Problem
Each line in the entries below that holds the string "Inches" is to be listed.

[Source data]
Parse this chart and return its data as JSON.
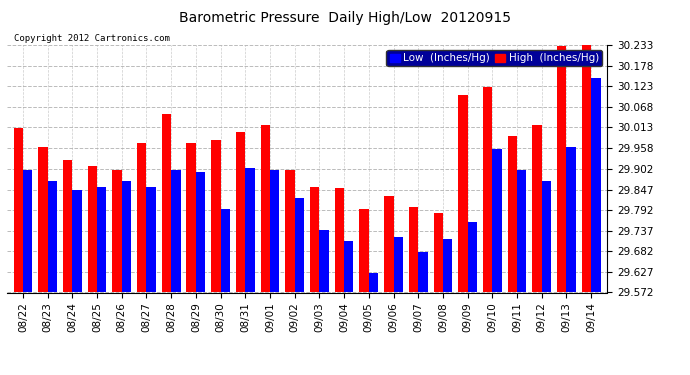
{
  "title": "Barometric Pressure  Daily High/Low  20120915",
  "copyright": "Copyright 2012 Cartronics.com",
  "legend_low": "Low  (Inches/Hg)",
  "legend_high": "High  (Inches/Hg)",
  "dates": [
    "08/22",
    "08/23",
    "08/24",
    "08/25",
    "08/26",
    "08/27",
    "08/28",
    "08/29",
    "08/30",
    "08/31",
    "09/01",
    "09/02",
    "09/03",
    "09/04",
    "09/05",
    "09/06",
    "09/07",
    "09/08",
    "09/09",
    "09/10",
    "09/11",
    "09/12",
    "09/13",
    "09/14"
  ],
  "low_values": [
    29.9,
    29.87,
    29.845,
    29.855,
    29.87,
    29.855,
    29.9,
    29.895,
    29.795,
    29.905,
    29.9,
    29.825,
    29.74,
    29.71,
    29.625,
    29.72,
    29.68,
    29.715,
    29.76,
    29.955,
    29.9,
    29.87,
    29.96,
    30.145
  ],
  "high_values": [
    30.01,
    29.96,
    29.925,
    29.91,
    29.9,
    29.97,
    30.05,
    29.97,
    29.98,
    30.0,
    30.02,
    29.9,
    29.855,
    29.85,
    29.795,
    29.83,
    29.8,
    29.785,
    30.1,
    30.12,
    29.99,
    30.02,
    30.23,
    30.235
  ],
  "ylim_min": 29.572,
  "ylim_max": 30.233,
  "yticks": [
    29.572,
    29.627,
    29.682,
    29.737,
    29.792,
    29.847,
    29.902,
    29.958,
    30.013,
    30.068,
    30.123,
    30.178,
    30.233
  ],
  "bar_color_low": "#0000ff",
  "bar_color_high": "#ff0000",
  "bg_color": "#ffffff",
  "plot_bg": "#ffffff",
  "grid_color": "#aaaaaa",
  "title_fontsize": 10,
  "tick_fontsize": 7.5,
  "legend_fontsize": 7.5,
  "bar_width": 0.38
}
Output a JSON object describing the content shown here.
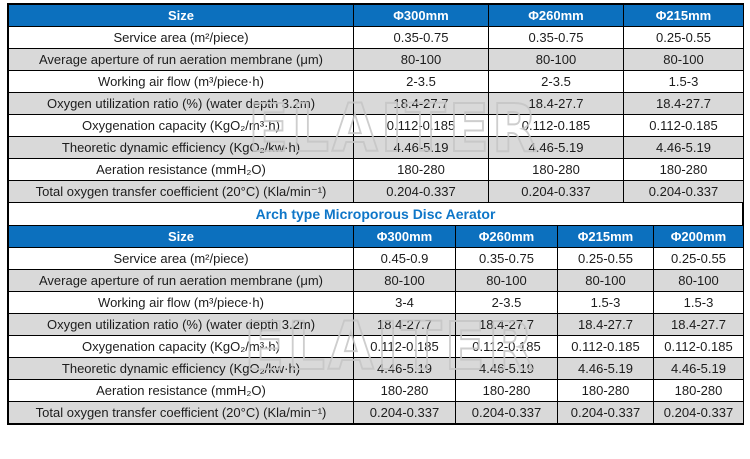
{
  "colors": {
    "header_bg": "#0c70be",
    "title_text": "#0e76c8",
    "alt_row_bg": "#d9d9d9",
    "border": "#000000",
    "watermark": "#c6c6c6"
  },
  "watermark": {
    "text": "ELAITER"
  },
  "section_title": "Arch type Microporous Disc Aerator",
  "table1": {
    "columns": [
      "Size",
      "Φ300mm",
      "Φ260mm",
      "Φ215mm"
    ],
    "rows": [
      {
        "label": "Service area (m²/piece)",
        "values": [
          "0.35-0.75",
          "0.35-0.75",
          "0.25-0.55"
        ]
      },
      {
        "label": "Average aperture of run aeration membrane (μm)",
        "values": [
          "80-100",
          "80-100",
          "80-100"
        ]
      },
      {
        "label": "Working air flow (m³/piece·h)",
        "values": [
          "2-3.5",
          "2-3.5",
          "1.5-3"
        ]
      },
      {
        "label": "Oxygen utilization ratio (%) (water depth 3.2m)",
        "values": [
          "18.4-27.7",
          "18.4-27.7",
          "18.4-27.7"
        ]
      },
      {
        "label": "Oxygenation capacity (KgO₂/m³·h)",
        "values": [
          "0.112-0.185",
          "0.112-0.185",
          "0.112-0.185"
        ]
      },
      {
        "label": "Theoretic dynamic efficiency (KgO₂/kw·h)",
        "values": [
          "4.46-5.19",
          "4.46-5.19",
          "4.46-5.19"
        ]
      },
      {
        "label": "Aeration resistance (mmH₂O)",
        "values": [
          "180-280",
          "180-280",
          "180-280"
        ]
      },
      {
        "label": "Total oxygen transfer coefficient (20°C) (Kla/min⁻¹)",
        "values": [
          "0.204-0.337",
          "0.204-0.337",
          "0.204-0.337"
        ]
      }
    ]
  },
  "table2": {
    "columns": [
      "Size",
      "Φ300mm",
      "Φ260mm",
      "Φ215mm",
      "Φ200mm"
    ],
    "rows": [
      {
        "label": "Service area (m²/piece)",
        "values": [
          "0.45-0.9",
          "0.35-0.75",
          "0.25-0.55",
          "0.25-0.55"
        ]
      },
      {
        "label": "Average aperture of run aeration membrane (μm)",
        "values": [
          "80-100",
          "80-100",
          "80-100",
          "80-100"
        ]
      },
      {
        "label": "Working air flow (m³/piece·h)",
        "values": [
          "3-4",
          "2-3.5",
          "1.5-3",
          "1.5-3"
        ]
      },
      {
        "label": "Oxygen utilization ratio (%) (water depth 3.2m)",
        "values": [
          "18.4-27.7",
          "18.4-27.7",
          "18.4-27.7",
          "18.4-27.7"
        ]
      },
      {
        "label": "Oxygenation capacity (KgO₂/m³·h)",
        "values": [
          "0.112-0.185",
          "0.112-0.185",
          "0.112-0.185",
          "0.112-0.185"
        ]
      },
      {
        "label": "Theoretic dynamic efficiency (KgO₂/kw·h)",
        "values": [
          "4.46-5.19",
          "4.46-5.19",
          "4.46-5.19",
          "4.46-5.19"
        ]
      },
      {
        "label": "Aeration resistance (mmH₂O)",
        "values": [
          "180-280",
          "180-280",
          "180-280",
          "180-280"
        ]
      },
      {
        "label": "Total oxygen transfer coefficient (20°C) (Kla/min⁻¹)",
        "values": [
          "0.204-0.337",
          "0.204-0.337",
          "0.204-0.337",
          "0.204-0.337"
        ]
      }
    ]
  }
}
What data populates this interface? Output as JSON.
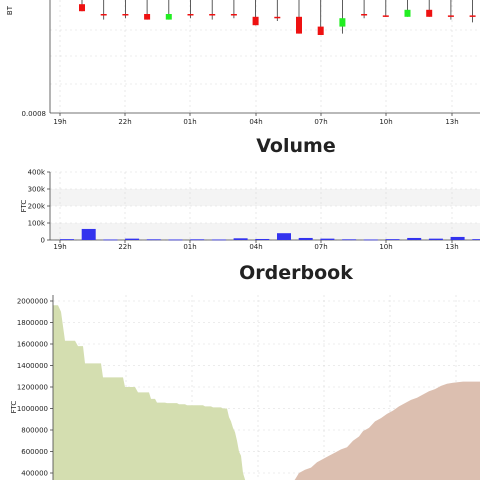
{
  "chart_data": [
    {
      "type": "candlestick",
      "ylabel": "BT",
      "y_tick_labels": [
        "0.0008"
      ],
      "x_tick_labels": [
        "19h",
        "22h",
        "01h",
        "04h",
        "07h",
        "10h",
        "13h"
      ],
      "grid": true,
      "candles": [
        {
          "color": "red",
          "open": 8.7,
          "close": 8.2,
          "high": 9.0,
          "low": 8.2
        },
        {
          "color": "red",
          "open": 8.0,
          "close": 7.9,
          "high": 9.0,
          "low": 7.6
        },
        {
          "color": "red",
          "open": 8.0,
          "close": 7.9,
          "high": 9.0,
          "low": 7.7
        },
        {
          "color": "red",
          "open": 8.0,
          "close": 7.6,
          "high": 9.0,
          "low": 7.6
        },
        {
          "color": "green",
          "open": 7.6,
          "close": 8.0,
          "high": 9.0,
          "low": 7.6
        },
        {
          "color": "red",
          "open": 8.0,
          "close": 7.9,
          "high": 9.0,
          "low": 7.7
        },
        {
          "color": "red",
          "open": 8.0,
          "close": 7.9,
          "high": 9.0,
          "low": 7.6
        },
        {
          "color": "red",
          "open": 8.0,
          "close": 7.9,
          "high": 9.0,
          "low": 7.7
        },
        {
          "color": "red",
          "open": 7.8,
          "close": 7.2,
          "high": 9.0,
          "low": 7.2
        },
        {
          "color": "red",
          "open": 7.8,
          "close": 7.7,
          "high": 9.0,
          "low": 7.5
        },
        {
          "color": "red",
          "open": 7.8,
          "close": 6.6,
          "high": 9.0,
          "low": 6.6
        },
        {
          "color": "red",
          "open": 7.1,
          "close": 6.5,
          "high": 9.0,
          "low": 6.5
        },
        {
          "color": "green",
          "open": 7.1,
          "close": 7.7,
          "high": 9.0,
          "low": 6.6
        },
        {
          "color": "red",
          "open": 8.0,
          "close": 7.9,
          "high": 9.0,
          "low": 7.7
        },
        {
          "color": "red",
          "open": 7.9,
          "close": 7.8,
          "high": 9.0,
          "low": 7.8
        },
        {
          "color": "green",
          "open": 7.8,
          "close": 8.3,
          "high": 9.0,
          "low": 7.8
        },
        {
          "color": "red",
          "open": 8.3,
          "close": 7.8,
          "high": 9.0,
          "low": 7.8
        },
        {
          "color": "red",
          "open": 7.9,
          "close": 7.8,
          "high": 9.0,
          "low": 7.6
        },
        {
          "color": "red",
          "open": 7.9,
          "close": 7.8,
          "high": 9.0,
          "low": 7.4
        },
        {
          "color": "red",
          "open": 7.9,
          "close": 7.8,
          "high": 9.0,
          "low": 7.6
        }
      ]
    },
    {
      "type": "bar",
      "title": "Volume",
      "ylabel": "FTC",
      "y_tick_labels": [
        "0",
        "100k",
        "200k",
        "300k",
        "400k"
      ],
      "x_tick_labels": [
        "19h",
        "22h",
        "01h",
        "04h",
        "07h",
        "10h",
        "13h"
      ],
      "ylim": [
        0,
        400000
      ],
      "grid": true,
      "bar_color": "#3333ee",
      "values": [
        5000,
        65000,
        3000,
        8000,
        4000,
        3000,
        4000,
        3000,
        10000,
        6000,
        40000,
        12000,
        8000,
        4000,
        3000,
        5000,
        12000,
        8000,
        18000,
        5000
      ]
    },
    {
      "type": "area",
      "title": "Orderbook",
      "ylabel": "FTC",
      "y_tick_labels": [
        "400000",
        "600000",
        "800000",
        "1000000",
        "1200000",
        "1400000",
        "1600000",
        "1800000",
        "2000000"
      ],
      "ylim": [
        300000,
        2030000
      ],
      "grid": true,
      "bids_color": "#d4deb0",
      "asks_color": "#dcbfb0",
      "bids": [
        [
          0,
          1960000
        ],
        [
          5,
          1960000
        ],
        [
          8,
          1900000
        ],
        [
          12,
          1630000
        ],
        [
          22,
          1630000
        ],
        [
          25,
          1580000
        ],
        [
          30,
          1580000
        ],
        [
          32,
          1420000
        ],
        [
          48,
          1420000
        ],
        [
          50,
          1290000
        ],
        [
          70,
          1290000
        ],
        [
          72,
          1200000
        ],
        [
          82,
          1200000
        ],
        [
          85,
          1150000
        ],
        [
          96,
          1150000
        ],
        [
          98,
          1090000
        ],
        [
          102,
          1090000
        ],
        [
          104,
          1055000
        ],
        [
          112,
          1055000
        ],
        [
          114,
          1050000
        ],
        [
          124,
          1050000
        ],
        [
          126,
          1040000
        ],
        [
          132,
          1040000
        ],
        [
          134,
          1030000
        ],
        [
          150,
          1030000
        ],
        [
          152,
          1020000
        ],
        [
          158,
          1020000
        ],
        [
          160,
          1010000
        ],
        [
          168,
          1010000
        ],
        [
          170,
          1000000
        ],
        [
          174,
          1000000
        ],
        [
          176,
          920000
        ],
        [
          178,
          880000
        ],
        [
          180,
          820000
        ],
        [
          182,
          780000
        ],
        [
          184,
          700000
        ],
        [
          186,
          600000
        ],
        [
          188,
          560000
        ],
        [
          190,
          400000
        ],
        [
          192,
          340000
        ],
        [
          193,
          300000
        ]
      ],
      "asks": [
        [
          238,
          300000
        ],
        [
          242,
          340000
        ],
        [
          246,
          400000
        ],
        [
          252,
          430000
        ],
        [
          258,
          450000
        ],
        [
          264,
          500000
        ],
        [
          270,
          530000
        ],
        [
          276,
          560000
        ],
        [
          282,
          590000
        ],
        [
          288,
          620000
        ],
        [
          294,
          640000
        ],
        [
          300,
          700000
        ],
        [
          306,
          740000
        ],
        [
          310,
          790000
        ],
        [
          316,
          820000
        ],
        [
          322,
          880000
        ],
        [
          328,
          910000
        ],
        [
          334,
          950000
        ],
        [
          340,
          980000
        ],
        [
          346,
          1020000
        ],
        [
          352,
          1050000
        ],
        [
          358,
          1080000
        ],
        [
          364,
          1100000
        ],
        [
          370,
          1130000
        ],
        [
          376,
          1160000
        ],
        [
          382,
          1180000
        ],
        [
          388,
          1210000
        ],
        [
          394,
          1230000
        ],
        [
          400,
          1240000
        ],
        [
          410,
          1250000
        ],
        [
          427,
          1250000
        ]
      ]
    }
  ]
}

Expected output
  "legend_low": "Low  (Inches/Hg)",
  "legend_high": "High  (Inches/Hg)",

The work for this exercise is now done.